### Written exercise:
Make an exact copy of all the material below, apart from the pictures.

## START Items

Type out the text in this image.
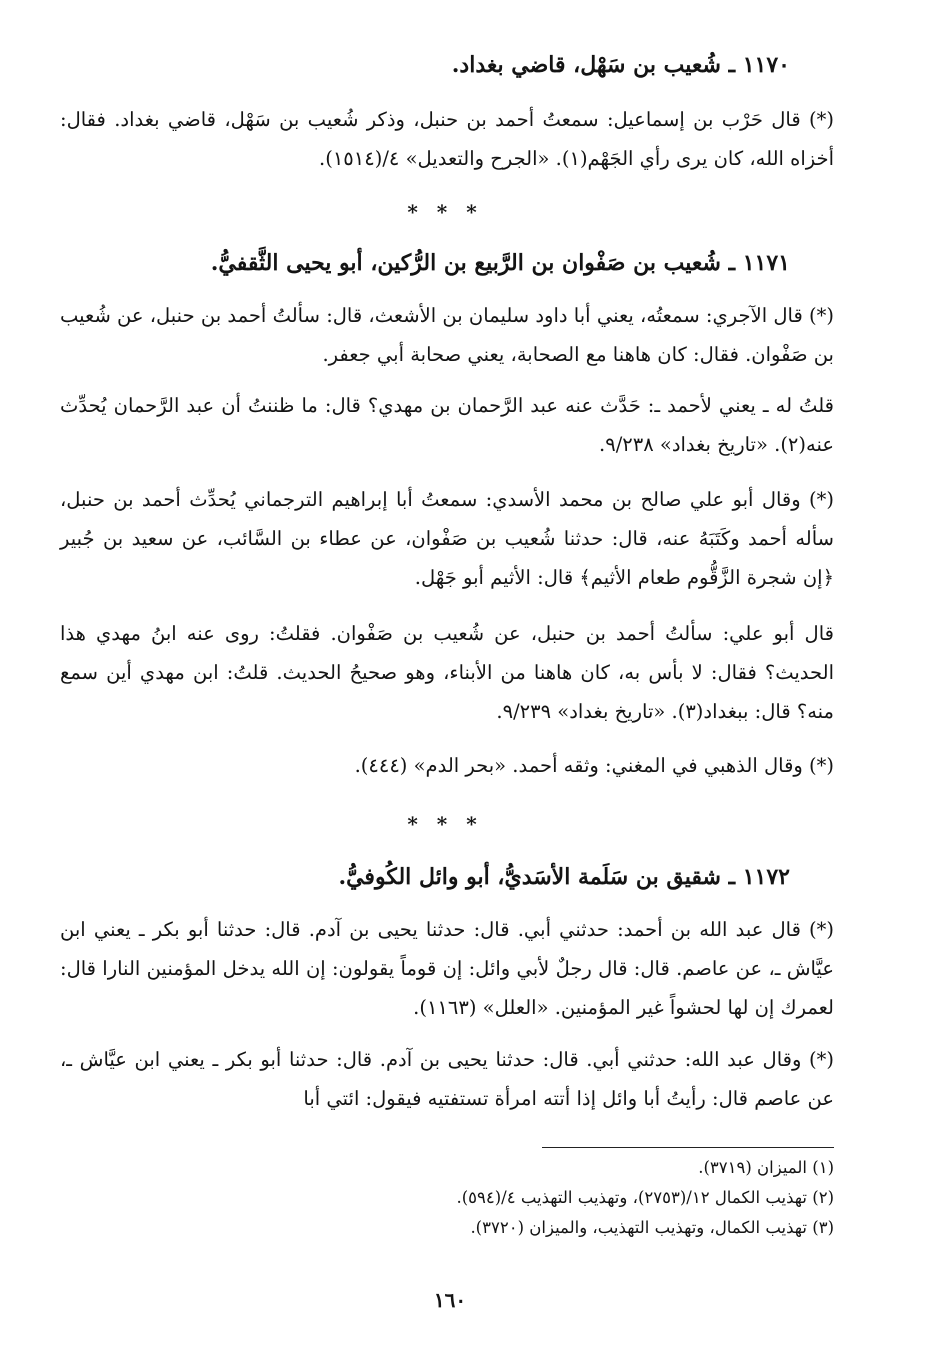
١١٧٠ ـ شُعيب بن سَهْل، قاضي بغداد.
(*) قال حَرْب بن إسماعيل: سمعتُ أحمد بن حنبل، وذكر شُعيب بن سَهْل، قاضي بغداد. فقال: أخزاه الله، كان يرى رأي الجَهْم(١). «الجرح والتعديل» ٤/(١٥١٤).
* * *
١١٧١ ـ شُعيب بن صَفْوان بن الرَّبيع بن الرُّكين، أبو يحيى الثَّقفيُّ.
(*) قال الآجري: سمعتُه، يعني أبا داود سليمان بن الأشعث، قال: سألتُ أحمد بن حنبل، عن شُعيب بن صَفْوان. فقال: كان هاهنا مع الصحابة، يعني صحابة أبي جعفر.
قلتُ له ـ يعني لأحمد ـ: حَدَّث عنه عبد الرَّحمان بن مهدي؟ قال: ما ظننتُ أن عبد الرَّحمان يُحدِّث عنه(٢). «تاريخ بغداد» ٩/٢٣٨.
(*) وقال أبو علي صالح بن محمد الأسدي: سمعتُ أبا إبراهيم الترجماني يُحدِّث أحمد بن حنبل، سأله أحمد وكَتَبَهُ عنه، قال: حدثنا شُعيب بن صَفْوان، عن عطاء بن السَّائب، عن سعيد بن جُبير ﴿إن شجرة الزَّقُّوم طعام الأثيم﴾ قال: الأثيم أبو جَهْل.
قال أبو علي: سألتُ أحمد بن حنبل، عن شُعيب بن صَفْوان. فقلتُ: روى عنه ابنُ مهدي هذا الحديث؟ فقال: لا بأس به، كان هاهنا من الأبناء، وهو صحيحُ الحديث. قلتُ: ابن مهدي أين سمع منه؟ قال: ببغداد(٣). «تاريخ بغداد» ٩/٢٣٩.
(*) وقال الذهبي في المغني: وثقه أحمد. «بحر الدم» (٤٤٤).
* * *
١١٧٢ ـ شقيق بن سَلَمة الأسَديُّ، أبو وائل الكُوفيُّ.
(*) قال عبد الله بن أحمد: حدثني أبي. قال: حدثنا يحيى بن آدم. قال: حدثنا أبو بكر ـ يعني ابن عيَّاش ـ، عن عاصم. قال: قال رجلٌ لأبي وائل: إن قوماً يقولون: إن الله يدخل المؤمنين النارا قال: لعمرك إن لها لحشواً غير المؤمنين. «العلل» (١١٦٣).
(*) وقال عبد الله: حدثني أبي. قال: حدثنا يحيى بن آدم. قال: حدثنا أبو بكر ـ يعني ابن عيَّاش ـ، عن عاصم قال: رأيتُ أبا وائل إذا أتته امرأة تستفتيه فيقول: ائتي أبا
(١) الميزان (٣٧١٩).
(٢) تهذيب الكمال ١٢/(٢٧٥٣)، وتهذيب التهذيب ٤/(٥٩٤).
(٣) تهذيب الكمال، وتهذيب التهذيب، والميزان (٣٧٢٠).
١٦٠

## END Items

### Output of the exercise:
Type out the text in this image.
١١٧٠ ـ شُعيب بن سَهْل، قاضي بغداد.
(*) قال حَرْب بن إسماعيل: سمعتُ أحمد بن حنبل، وذكر شُعيب بن سَهْل، قاضي بغداد. فقال: أخزاه الله، كان يرى رأي الجَهْم(١). «الجرح والتعديل» ٤/(١٥١٤).
* * *
١١٧١ ـ شُعيب بن صَفْوان بن الرَّبيع بن الرُّكين، أبو يحيى الثَّقفيُّ.
(*) قال الآجري: سمعتُه، يعني أبا داود سليمان بن الأشعث، قال: سألتُ أحمد بن حنبل، عن شُعيب بن صَفْوان. فقال: كان هاهنا مع الصحابة، يعني صحابة أبي جعفر.
قلتُ له ـ يعني لأحمد ـ: حَدَّث عنه عبد الرَّحمان بن مهدي؟ قال: ما ظننتُ أن عبد الرَّحمان يُحدِّث عنه(٢). «تاريخ بغداد» ٩/٢٣٨.
(*) وقال أبو علي صالح بن محمد الأسدي: سمعتُ أبا إبراهيم الترجماني يُحدِّث أحمد بن حنبل، سأله أحمد وكَتَبَهُ عنه، قال: حدثنا شُعيب بن صَفْوان، عن عطاء بن السَّائب، عن سعيد بن جُبير ﴿إن شجرة الزَّقُّوم طعام الأثيم﴾ قال: الأثيم أبو جَهْل.
قال أبو علي: سألتُ أحمد بن حنبل، عن شُعيب بن صَفْوان. فقلتُ: روى عنه ابنُ مهدي هذا الحديث؟ فقال: لا بأس به، كان هاهنا من الأبناء، وهو صحيحُ الحديث. قلتُ: ابن مهدي أين سمع منه؟ قال: ببغداد(٣). «تاريخ بغداد» ٩/٢٣٩.
(*) وقال الذهبي في المغني: وثقه أحمد. «بحر الدم» (٤٤٤).
* * *
١١٧٢ ـ شقيق بن سَلَمة الأسَديُّ، أبو وائل الكُوفيُّ.
(*) قال عبد الله بن أحمد: حدثني أبي. قال: حدثنا يحيى بن آدم. قال: حدثنا أبو بكر ـ يعني ابن عيَّاش ـ، عن عاصم. قال: قال رجلٌ لأبي وائل: إن قوماً يقولون: إن الله يدخل المؤمنين النارا قال: لعمرك إن لها لحشواً غير المؤمنين. «العلل» (١١٦٣).
(*) وقال عبد الله: حدثني أبي. قال: حدثنا يحيى بن آدم. قال: حدثنا أبو بكر ـ يعني ابن عيَّاش ـ، عن عاصم قال: رأيتُ أبا وائل إذا أتته امرأة تستفتيه فيقول: ائتي أبا
(١) الميزان (٣٧١٩).
(٢) تهذيب الكمال ١٢/(٢٧٥٣)، وتهذيب التهذيب ٤/(٥٩٤).
(٣) تهذيب الكمال، وتهذيب التهذيب، والميزان (٣٧٢٠).
١٦٠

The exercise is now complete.